EXERCISE DATA:
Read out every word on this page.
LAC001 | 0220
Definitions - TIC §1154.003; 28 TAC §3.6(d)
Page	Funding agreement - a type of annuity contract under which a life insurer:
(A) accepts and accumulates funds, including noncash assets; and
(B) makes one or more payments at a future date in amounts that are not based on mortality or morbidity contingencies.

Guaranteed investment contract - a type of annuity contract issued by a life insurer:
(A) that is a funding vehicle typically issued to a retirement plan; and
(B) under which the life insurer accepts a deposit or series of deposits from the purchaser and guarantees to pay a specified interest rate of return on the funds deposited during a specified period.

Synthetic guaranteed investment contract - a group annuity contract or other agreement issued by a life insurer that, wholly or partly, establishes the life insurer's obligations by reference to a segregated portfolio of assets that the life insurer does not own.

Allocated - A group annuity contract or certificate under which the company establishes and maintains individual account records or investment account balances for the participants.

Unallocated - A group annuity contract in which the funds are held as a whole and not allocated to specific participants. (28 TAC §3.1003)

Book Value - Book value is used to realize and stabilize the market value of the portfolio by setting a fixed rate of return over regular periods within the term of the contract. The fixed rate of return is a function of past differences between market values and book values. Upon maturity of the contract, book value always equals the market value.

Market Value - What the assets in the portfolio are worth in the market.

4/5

DIRECTIONS FOR THIS TASK:
Look through the data above. Each line containing the word "assets" needs to be copied.

WRITTEN SOLUTION:
(A) accepts and accumulates funds, including noncash assets; and
Synthetic guaranteed investment contract - a group annuity contract or other agreement issued by a life insurer that, wholly or partly, establishes the life insurer's obligations by reference to a segregated portfolio of assets that the life insurer does not own.
Market Value - What the assets in the portfolio are worth in the market.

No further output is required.